> _Dataset entries_
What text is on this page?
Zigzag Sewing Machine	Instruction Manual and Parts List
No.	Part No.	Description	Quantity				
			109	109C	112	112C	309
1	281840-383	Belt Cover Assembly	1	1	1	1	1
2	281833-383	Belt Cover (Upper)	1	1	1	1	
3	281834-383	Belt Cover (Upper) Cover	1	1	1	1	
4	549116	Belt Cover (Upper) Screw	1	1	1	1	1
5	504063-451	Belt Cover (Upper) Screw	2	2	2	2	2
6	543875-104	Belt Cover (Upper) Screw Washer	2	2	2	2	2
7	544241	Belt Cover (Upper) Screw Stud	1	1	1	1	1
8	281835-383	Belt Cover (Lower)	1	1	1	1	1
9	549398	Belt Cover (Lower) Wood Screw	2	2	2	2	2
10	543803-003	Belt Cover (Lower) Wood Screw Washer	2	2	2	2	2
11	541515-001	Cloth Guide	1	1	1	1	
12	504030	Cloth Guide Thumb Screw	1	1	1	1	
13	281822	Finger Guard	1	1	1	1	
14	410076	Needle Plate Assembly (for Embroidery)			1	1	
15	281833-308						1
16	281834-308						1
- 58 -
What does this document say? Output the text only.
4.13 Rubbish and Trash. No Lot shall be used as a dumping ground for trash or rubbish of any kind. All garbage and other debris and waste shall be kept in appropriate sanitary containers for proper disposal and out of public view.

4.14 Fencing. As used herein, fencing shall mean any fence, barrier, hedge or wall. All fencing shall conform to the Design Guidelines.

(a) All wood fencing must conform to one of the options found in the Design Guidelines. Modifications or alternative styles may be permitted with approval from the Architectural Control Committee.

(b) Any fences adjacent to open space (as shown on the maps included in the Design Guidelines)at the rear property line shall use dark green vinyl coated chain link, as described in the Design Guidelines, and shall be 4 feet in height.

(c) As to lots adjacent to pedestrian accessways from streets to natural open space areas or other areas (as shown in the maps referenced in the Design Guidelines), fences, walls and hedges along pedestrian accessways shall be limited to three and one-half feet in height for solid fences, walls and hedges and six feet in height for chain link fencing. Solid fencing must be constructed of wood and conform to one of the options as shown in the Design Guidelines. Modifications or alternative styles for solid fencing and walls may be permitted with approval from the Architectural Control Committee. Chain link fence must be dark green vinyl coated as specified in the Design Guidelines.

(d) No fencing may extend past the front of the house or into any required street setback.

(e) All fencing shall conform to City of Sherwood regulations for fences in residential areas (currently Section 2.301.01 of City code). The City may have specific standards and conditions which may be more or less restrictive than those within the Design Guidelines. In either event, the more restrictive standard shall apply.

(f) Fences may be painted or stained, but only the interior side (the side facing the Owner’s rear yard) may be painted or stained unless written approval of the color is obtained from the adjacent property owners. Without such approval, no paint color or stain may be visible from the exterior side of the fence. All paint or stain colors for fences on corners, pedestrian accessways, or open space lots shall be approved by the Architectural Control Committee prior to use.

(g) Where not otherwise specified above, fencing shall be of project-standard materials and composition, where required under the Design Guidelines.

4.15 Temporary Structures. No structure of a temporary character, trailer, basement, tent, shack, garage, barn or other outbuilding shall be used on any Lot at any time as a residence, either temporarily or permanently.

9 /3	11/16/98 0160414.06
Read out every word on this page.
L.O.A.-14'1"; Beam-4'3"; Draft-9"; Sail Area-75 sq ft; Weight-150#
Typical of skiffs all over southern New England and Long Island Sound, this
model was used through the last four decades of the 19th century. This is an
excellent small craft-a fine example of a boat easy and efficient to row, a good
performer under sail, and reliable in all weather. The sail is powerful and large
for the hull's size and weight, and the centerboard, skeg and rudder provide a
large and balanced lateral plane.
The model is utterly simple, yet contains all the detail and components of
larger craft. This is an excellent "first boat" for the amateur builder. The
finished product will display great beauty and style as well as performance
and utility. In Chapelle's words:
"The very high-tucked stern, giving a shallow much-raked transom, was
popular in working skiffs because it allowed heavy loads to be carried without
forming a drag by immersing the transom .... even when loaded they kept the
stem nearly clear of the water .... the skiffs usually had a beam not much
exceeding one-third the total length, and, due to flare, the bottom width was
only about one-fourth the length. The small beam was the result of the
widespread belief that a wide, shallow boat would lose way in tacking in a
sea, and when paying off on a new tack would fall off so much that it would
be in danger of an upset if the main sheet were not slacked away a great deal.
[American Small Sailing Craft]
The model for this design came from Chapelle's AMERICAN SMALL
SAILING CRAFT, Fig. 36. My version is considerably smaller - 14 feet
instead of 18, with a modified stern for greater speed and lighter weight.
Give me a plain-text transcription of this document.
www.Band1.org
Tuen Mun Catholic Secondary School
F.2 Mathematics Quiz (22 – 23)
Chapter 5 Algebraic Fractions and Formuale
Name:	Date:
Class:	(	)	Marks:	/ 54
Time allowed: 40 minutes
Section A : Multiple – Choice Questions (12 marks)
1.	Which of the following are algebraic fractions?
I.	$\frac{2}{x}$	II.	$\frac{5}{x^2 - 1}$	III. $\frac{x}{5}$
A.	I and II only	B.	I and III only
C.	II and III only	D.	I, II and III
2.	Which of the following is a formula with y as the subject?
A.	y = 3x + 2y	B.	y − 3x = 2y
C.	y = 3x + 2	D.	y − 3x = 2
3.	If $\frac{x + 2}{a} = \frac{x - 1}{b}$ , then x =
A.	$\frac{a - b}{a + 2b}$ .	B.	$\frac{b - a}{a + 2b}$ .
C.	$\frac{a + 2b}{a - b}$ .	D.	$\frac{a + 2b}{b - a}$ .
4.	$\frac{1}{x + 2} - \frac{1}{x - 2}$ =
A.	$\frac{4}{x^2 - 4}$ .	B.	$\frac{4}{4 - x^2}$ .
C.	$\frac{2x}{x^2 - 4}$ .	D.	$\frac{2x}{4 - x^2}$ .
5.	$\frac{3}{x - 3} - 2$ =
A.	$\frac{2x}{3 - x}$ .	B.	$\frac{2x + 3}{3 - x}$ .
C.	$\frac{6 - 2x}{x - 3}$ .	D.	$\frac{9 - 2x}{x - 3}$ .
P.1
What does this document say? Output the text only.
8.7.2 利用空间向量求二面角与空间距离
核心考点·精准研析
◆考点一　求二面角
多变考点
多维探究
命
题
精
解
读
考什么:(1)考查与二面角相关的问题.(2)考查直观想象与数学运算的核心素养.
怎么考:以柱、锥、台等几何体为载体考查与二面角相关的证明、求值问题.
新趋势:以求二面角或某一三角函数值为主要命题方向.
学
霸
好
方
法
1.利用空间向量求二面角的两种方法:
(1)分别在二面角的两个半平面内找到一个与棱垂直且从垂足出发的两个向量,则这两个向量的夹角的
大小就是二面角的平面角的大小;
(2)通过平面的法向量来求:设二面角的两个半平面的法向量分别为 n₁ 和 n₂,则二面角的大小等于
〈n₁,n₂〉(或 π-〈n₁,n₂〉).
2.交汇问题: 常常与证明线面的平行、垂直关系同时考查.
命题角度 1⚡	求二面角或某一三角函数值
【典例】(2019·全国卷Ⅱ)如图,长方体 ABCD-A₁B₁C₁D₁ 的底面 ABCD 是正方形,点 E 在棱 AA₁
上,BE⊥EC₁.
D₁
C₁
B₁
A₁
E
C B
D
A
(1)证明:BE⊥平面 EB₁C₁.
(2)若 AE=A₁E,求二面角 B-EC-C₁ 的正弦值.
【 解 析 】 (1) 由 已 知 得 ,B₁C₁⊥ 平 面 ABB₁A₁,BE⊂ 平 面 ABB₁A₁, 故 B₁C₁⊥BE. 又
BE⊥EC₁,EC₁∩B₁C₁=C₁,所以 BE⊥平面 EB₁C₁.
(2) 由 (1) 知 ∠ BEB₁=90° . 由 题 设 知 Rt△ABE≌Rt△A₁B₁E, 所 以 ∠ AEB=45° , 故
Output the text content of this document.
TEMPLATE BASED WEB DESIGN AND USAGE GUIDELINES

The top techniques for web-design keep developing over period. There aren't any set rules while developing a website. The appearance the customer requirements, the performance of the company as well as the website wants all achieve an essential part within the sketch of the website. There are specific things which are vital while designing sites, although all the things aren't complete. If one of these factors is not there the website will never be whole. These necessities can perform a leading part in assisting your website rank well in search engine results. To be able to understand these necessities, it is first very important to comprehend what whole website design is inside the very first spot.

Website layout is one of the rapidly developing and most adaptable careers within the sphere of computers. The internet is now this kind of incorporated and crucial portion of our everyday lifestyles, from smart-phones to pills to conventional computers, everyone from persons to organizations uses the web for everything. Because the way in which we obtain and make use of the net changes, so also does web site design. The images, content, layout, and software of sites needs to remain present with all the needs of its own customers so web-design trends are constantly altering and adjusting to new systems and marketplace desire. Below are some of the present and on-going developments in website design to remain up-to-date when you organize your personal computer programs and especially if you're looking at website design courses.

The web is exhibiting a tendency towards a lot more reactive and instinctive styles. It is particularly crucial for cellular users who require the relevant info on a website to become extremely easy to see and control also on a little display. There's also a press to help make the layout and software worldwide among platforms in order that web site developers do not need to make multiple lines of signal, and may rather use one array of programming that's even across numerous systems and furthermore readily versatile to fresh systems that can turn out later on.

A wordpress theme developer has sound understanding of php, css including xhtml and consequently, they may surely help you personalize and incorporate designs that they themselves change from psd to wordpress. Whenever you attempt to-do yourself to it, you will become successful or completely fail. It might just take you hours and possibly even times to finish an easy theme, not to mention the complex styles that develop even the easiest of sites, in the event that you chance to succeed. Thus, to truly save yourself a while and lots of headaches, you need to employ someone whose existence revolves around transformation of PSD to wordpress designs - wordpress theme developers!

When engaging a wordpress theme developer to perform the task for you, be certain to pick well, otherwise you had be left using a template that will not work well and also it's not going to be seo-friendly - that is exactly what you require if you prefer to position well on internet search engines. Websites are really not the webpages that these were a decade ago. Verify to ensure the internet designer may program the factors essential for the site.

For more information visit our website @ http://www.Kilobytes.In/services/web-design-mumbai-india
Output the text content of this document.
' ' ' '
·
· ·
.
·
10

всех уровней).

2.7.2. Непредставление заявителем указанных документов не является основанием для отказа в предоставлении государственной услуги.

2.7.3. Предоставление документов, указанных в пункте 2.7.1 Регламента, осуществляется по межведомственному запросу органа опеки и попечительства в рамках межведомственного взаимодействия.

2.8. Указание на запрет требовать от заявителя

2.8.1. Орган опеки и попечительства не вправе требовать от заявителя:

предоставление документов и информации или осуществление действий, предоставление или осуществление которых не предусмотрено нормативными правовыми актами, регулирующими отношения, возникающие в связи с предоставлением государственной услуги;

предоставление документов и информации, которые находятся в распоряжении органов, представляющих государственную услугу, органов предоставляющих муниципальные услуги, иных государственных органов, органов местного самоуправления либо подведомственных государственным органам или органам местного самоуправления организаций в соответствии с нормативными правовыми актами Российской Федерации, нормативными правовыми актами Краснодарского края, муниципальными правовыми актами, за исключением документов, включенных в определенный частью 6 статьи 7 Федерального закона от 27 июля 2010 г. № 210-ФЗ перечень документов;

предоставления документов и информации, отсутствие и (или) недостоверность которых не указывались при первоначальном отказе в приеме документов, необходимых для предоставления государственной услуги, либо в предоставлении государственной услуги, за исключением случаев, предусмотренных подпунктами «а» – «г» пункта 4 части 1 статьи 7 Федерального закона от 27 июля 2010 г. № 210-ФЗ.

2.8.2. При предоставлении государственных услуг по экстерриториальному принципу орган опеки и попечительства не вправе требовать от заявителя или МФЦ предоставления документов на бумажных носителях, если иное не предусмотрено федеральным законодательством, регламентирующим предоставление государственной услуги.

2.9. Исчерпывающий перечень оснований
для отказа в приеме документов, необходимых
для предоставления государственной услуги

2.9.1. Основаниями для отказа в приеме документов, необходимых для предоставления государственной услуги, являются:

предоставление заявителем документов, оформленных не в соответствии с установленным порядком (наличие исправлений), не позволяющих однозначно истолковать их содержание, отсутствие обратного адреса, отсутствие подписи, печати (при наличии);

> _Task prompt_
Filter the listing for the word "transom" and copy every line that holds it.

> _Problem solution_
"The very high-tucked stern, giving a shallow much-raked transom, was
forming a drag by immersing the transom .... even when loaded they kept the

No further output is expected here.